:: What the task requires ::
Report how many lines hold the string "Listening". Give the number and nothing else.

[begin Records for this exercise]

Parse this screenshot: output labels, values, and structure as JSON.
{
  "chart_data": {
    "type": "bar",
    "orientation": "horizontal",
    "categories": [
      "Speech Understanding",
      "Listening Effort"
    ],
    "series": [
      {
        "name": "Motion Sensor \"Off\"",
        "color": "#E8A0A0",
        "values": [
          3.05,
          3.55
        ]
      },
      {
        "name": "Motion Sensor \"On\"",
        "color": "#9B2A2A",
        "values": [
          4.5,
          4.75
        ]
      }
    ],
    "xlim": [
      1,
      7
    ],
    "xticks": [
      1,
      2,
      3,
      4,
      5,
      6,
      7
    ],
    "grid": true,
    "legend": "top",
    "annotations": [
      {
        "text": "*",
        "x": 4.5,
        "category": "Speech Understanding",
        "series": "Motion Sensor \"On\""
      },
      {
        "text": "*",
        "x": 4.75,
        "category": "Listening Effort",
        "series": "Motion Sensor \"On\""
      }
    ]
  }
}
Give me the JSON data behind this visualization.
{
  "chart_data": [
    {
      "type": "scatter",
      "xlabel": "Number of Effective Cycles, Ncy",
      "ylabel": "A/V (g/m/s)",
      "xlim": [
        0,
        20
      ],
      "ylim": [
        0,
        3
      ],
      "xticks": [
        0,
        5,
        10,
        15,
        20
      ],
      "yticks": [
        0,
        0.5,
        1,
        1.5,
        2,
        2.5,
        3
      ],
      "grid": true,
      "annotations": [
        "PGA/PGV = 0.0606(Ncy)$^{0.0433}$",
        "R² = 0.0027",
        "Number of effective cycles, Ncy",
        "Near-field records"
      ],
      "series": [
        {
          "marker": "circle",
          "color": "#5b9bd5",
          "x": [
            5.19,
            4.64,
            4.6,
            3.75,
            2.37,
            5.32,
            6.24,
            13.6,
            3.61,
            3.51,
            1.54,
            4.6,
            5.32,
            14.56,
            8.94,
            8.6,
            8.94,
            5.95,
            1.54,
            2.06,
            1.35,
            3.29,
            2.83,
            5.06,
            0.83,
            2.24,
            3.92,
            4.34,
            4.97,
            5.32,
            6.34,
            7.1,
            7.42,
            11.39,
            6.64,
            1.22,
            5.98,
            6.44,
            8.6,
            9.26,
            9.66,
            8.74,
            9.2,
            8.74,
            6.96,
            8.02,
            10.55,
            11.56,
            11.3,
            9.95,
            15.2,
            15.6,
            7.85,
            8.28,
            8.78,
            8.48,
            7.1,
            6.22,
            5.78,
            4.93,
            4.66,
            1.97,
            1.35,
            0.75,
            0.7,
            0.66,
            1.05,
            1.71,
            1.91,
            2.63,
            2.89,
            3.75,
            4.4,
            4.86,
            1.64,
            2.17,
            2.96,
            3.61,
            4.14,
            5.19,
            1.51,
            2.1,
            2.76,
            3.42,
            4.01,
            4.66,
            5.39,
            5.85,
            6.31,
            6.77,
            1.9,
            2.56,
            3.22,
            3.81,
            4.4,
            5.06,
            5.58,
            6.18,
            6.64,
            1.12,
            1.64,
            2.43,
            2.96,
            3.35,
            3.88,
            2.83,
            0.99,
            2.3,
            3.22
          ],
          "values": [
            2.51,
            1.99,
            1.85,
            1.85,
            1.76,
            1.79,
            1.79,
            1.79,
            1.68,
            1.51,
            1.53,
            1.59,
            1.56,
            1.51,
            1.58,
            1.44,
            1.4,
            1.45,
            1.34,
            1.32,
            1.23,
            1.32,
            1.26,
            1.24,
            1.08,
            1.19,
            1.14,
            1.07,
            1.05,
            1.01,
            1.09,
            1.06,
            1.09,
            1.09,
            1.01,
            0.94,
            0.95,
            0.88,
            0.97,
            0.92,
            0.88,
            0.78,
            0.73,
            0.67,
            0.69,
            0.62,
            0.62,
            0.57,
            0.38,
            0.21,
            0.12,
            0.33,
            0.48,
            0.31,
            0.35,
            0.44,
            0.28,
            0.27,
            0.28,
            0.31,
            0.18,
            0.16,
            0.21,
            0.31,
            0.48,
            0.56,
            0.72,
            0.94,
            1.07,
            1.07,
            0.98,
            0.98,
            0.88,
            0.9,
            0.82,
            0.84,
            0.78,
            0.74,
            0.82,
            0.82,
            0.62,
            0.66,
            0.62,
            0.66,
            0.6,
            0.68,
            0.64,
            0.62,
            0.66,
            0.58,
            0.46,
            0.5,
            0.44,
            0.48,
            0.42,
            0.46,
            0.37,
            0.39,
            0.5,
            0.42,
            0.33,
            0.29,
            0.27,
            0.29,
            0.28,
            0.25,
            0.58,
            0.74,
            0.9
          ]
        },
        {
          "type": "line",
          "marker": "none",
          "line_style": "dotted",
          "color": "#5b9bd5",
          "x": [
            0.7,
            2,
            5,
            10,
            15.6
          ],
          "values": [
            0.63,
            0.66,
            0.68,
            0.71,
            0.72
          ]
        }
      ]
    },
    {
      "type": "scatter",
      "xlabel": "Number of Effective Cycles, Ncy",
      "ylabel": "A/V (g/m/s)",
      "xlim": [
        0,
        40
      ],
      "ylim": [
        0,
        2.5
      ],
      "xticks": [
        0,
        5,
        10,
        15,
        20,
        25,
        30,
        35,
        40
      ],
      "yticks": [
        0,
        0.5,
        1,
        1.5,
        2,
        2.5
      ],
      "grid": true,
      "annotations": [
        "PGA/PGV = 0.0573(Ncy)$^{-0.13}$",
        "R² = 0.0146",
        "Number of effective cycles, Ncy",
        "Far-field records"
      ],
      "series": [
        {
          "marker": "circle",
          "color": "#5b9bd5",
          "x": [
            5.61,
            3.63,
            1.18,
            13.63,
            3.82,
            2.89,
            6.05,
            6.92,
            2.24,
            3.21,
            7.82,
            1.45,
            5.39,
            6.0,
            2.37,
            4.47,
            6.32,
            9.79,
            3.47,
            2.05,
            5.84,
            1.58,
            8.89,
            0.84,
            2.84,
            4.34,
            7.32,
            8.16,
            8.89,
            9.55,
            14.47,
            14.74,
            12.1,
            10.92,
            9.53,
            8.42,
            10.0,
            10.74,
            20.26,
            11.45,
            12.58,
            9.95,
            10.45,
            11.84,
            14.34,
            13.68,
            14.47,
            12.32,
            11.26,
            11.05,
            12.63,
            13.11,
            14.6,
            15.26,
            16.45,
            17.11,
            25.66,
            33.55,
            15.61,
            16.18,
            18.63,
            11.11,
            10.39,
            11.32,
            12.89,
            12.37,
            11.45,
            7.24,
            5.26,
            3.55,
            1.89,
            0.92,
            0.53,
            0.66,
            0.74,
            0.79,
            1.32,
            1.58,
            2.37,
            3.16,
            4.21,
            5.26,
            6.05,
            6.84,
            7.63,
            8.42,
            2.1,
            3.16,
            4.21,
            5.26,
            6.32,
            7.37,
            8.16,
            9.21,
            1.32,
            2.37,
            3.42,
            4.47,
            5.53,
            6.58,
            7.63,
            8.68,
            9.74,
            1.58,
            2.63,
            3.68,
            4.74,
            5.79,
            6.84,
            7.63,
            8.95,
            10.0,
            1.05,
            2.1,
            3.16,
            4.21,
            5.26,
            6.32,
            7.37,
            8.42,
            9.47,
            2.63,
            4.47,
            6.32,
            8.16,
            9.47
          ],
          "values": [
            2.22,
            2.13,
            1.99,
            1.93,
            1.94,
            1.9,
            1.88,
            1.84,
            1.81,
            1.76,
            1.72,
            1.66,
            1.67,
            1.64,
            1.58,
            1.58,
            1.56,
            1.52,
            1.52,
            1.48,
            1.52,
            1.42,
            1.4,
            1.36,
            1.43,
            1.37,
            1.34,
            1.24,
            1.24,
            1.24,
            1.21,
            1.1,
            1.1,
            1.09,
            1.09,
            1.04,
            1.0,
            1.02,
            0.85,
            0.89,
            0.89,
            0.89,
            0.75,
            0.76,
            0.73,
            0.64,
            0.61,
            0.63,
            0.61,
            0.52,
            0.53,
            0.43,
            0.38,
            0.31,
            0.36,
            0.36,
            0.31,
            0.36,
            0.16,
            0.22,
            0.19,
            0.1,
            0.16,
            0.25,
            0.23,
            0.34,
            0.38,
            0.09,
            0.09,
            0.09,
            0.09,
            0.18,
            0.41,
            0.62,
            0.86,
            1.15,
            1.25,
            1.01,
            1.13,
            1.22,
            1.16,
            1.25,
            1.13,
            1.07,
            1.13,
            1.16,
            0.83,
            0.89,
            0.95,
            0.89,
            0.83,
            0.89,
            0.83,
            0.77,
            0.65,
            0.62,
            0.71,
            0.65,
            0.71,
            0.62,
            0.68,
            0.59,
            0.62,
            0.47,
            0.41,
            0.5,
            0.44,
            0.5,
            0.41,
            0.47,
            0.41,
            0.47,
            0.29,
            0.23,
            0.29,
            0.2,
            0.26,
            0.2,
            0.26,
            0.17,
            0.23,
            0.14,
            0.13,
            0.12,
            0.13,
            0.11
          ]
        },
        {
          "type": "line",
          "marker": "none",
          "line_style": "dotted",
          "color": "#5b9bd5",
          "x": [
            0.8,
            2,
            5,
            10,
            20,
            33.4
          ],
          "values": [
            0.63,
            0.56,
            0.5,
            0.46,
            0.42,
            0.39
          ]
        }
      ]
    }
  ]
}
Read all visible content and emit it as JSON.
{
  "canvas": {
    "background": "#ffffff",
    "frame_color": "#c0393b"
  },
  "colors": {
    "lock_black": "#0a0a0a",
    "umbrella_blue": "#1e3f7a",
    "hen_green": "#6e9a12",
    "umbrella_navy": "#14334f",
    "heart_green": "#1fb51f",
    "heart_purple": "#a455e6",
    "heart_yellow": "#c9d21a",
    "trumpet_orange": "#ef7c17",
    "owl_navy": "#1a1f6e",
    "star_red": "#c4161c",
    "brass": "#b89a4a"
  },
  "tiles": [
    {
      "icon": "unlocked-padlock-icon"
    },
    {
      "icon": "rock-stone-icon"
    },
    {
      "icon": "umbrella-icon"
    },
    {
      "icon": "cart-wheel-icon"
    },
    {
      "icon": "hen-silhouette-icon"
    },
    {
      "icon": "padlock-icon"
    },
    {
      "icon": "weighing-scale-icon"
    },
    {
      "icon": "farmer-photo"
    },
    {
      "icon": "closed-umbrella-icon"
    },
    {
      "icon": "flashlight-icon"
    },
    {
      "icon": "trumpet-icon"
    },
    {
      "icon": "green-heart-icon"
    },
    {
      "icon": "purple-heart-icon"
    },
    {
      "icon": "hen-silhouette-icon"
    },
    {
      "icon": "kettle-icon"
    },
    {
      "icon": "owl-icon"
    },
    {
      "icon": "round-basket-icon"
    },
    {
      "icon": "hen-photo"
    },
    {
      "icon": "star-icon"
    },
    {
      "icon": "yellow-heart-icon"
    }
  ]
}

[end Records for this exercise]

:: Exercise answer ::
2